— Start Supplied data —
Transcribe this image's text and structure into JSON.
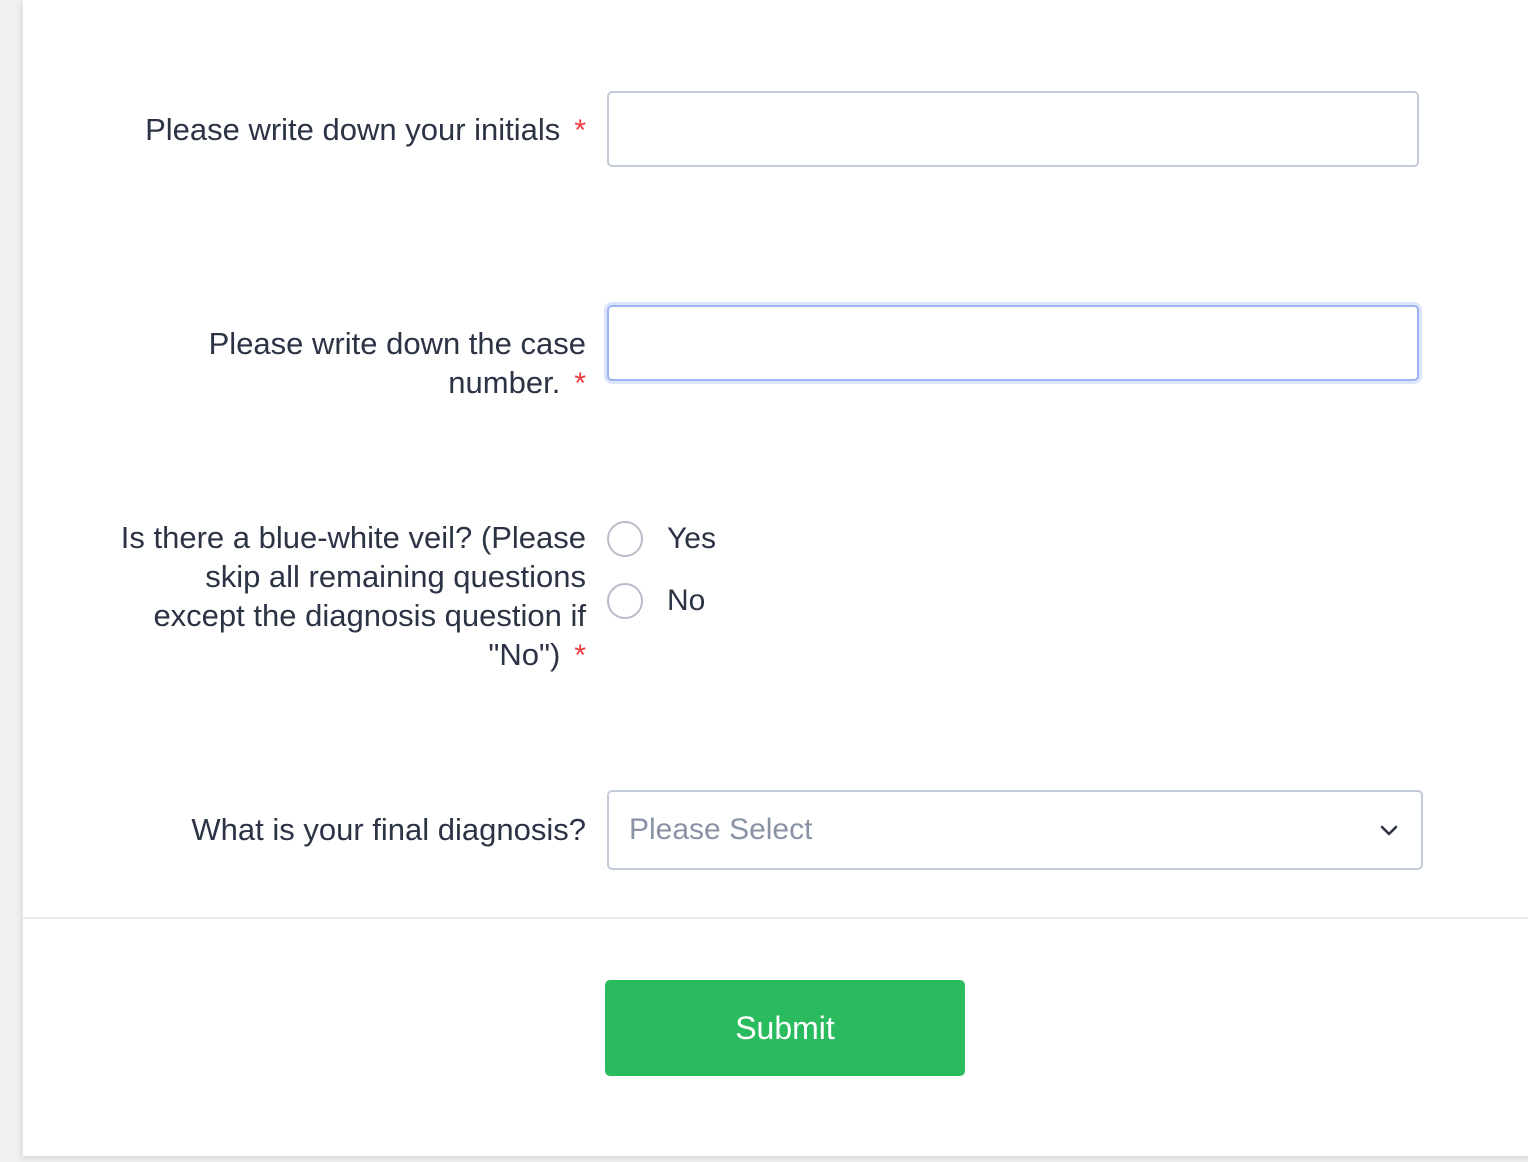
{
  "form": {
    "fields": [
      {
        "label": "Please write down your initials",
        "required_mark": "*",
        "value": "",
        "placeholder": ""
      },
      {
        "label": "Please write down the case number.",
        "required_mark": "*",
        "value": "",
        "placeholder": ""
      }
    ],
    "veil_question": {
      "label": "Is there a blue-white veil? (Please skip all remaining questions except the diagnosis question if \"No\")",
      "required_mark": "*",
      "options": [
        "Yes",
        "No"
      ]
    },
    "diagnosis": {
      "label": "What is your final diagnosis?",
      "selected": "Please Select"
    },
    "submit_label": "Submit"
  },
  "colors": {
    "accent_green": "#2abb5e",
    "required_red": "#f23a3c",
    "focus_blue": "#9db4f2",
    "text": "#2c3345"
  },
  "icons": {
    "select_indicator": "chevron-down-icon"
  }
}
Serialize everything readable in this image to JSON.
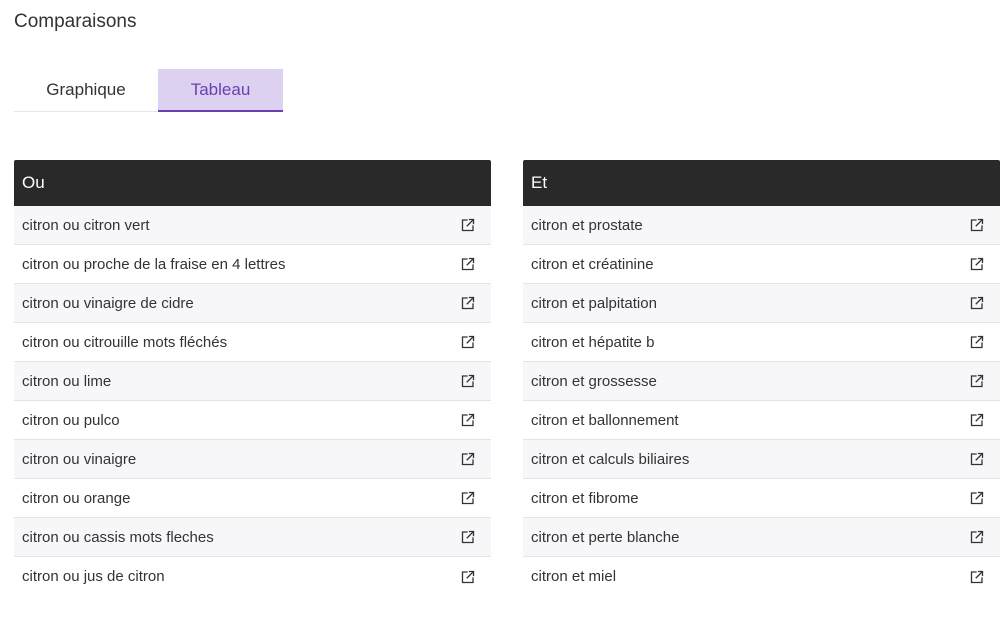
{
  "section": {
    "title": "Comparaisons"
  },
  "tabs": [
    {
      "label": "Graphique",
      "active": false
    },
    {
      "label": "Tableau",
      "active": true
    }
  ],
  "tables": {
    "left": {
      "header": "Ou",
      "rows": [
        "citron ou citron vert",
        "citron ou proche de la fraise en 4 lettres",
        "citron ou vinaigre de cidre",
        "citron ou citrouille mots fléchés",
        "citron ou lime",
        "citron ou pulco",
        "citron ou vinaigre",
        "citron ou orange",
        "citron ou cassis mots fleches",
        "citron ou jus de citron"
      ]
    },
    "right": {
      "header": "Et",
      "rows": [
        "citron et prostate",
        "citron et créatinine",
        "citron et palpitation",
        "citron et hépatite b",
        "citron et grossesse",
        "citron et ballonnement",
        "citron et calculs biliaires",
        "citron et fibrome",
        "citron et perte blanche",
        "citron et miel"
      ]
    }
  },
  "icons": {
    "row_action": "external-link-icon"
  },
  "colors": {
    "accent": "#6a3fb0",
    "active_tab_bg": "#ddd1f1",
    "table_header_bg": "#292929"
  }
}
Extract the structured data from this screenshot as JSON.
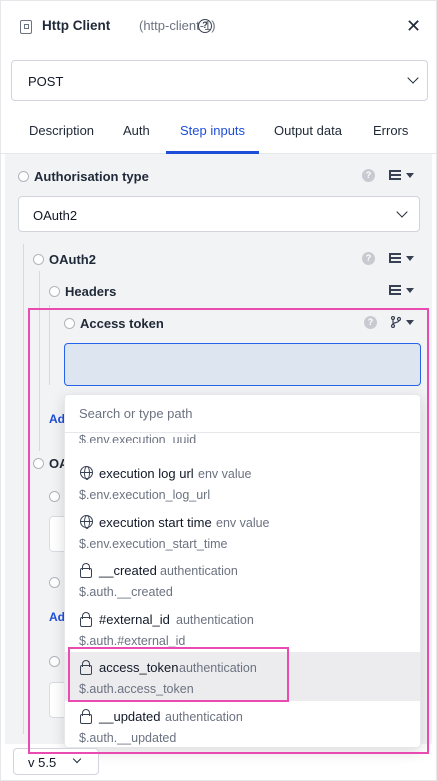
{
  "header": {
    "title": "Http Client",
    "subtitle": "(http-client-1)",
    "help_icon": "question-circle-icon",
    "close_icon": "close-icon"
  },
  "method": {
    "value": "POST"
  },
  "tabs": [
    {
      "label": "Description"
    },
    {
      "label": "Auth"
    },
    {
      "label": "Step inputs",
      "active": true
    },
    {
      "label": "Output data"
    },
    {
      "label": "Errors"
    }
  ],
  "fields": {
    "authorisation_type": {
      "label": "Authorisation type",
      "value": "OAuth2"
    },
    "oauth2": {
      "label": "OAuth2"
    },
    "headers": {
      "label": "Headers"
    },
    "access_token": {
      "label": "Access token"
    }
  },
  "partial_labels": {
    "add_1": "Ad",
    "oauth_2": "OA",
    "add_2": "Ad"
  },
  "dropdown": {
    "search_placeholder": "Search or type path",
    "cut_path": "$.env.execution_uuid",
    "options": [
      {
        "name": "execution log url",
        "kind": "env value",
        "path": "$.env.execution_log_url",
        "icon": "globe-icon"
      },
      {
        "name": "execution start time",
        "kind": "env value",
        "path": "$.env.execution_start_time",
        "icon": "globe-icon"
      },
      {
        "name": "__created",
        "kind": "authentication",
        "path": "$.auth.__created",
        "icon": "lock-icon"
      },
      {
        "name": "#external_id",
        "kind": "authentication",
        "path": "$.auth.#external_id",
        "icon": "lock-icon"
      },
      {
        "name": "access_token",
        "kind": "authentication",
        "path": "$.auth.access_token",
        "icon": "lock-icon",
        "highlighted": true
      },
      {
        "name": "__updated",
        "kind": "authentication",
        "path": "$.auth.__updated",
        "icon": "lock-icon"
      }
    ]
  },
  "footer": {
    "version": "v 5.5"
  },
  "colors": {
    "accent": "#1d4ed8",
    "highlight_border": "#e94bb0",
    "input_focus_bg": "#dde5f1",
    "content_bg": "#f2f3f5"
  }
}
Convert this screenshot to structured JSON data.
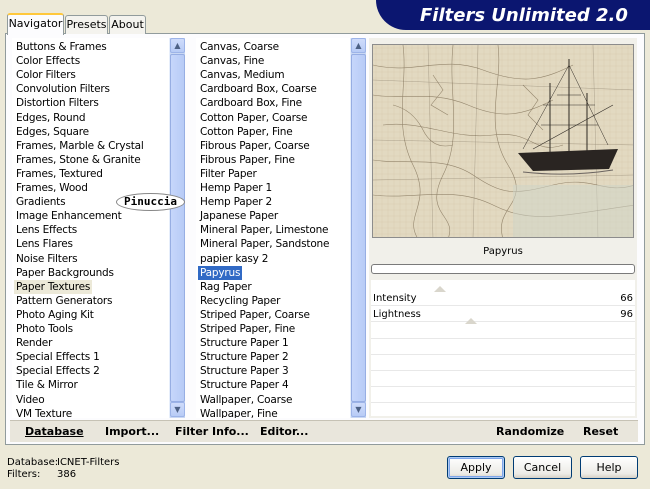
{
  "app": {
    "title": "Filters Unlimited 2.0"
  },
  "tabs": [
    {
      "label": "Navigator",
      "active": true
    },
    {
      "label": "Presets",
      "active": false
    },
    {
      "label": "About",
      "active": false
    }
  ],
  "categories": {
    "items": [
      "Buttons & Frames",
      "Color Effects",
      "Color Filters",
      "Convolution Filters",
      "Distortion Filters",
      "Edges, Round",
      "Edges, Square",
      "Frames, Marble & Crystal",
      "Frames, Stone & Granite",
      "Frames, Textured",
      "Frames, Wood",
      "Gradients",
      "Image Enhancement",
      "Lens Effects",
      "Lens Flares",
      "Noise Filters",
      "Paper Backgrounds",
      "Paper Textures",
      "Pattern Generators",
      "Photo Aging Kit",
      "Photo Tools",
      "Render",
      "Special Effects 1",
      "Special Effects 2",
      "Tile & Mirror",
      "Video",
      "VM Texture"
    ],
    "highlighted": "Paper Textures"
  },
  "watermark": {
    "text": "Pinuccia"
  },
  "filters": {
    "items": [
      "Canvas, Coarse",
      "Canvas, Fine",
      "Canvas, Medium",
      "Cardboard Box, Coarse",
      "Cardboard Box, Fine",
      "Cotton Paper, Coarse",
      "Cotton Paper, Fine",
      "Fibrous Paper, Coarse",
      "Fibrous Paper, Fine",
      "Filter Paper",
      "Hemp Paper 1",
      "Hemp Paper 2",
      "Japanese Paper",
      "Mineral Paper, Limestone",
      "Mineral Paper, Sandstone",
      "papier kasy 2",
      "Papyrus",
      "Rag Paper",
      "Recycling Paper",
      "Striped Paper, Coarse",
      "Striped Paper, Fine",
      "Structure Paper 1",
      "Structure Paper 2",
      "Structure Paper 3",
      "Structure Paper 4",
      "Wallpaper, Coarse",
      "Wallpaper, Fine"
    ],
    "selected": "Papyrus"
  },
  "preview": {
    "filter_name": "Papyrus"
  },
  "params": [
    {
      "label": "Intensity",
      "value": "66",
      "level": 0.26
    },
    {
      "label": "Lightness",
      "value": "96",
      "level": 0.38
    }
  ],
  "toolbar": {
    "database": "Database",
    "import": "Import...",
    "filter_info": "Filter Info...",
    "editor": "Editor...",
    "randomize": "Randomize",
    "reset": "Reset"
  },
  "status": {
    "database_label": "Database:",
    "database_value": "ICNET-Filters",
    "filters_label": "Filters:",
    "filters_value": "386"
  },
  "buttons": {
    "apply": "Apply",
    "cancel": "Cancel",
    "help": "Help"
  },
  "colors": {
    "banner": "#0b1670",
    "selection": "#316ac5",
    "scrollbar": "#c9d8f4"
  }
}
— End Supplied data —
What you are asked to do
Return every line in the listing that contains the word "Frames".

Task output
      "Buttons & Frames",
      "Frames, Marble & Crystal",
      "Frames, Stone & Granite",
      "Frames, Textured",
      "Frames, Wood",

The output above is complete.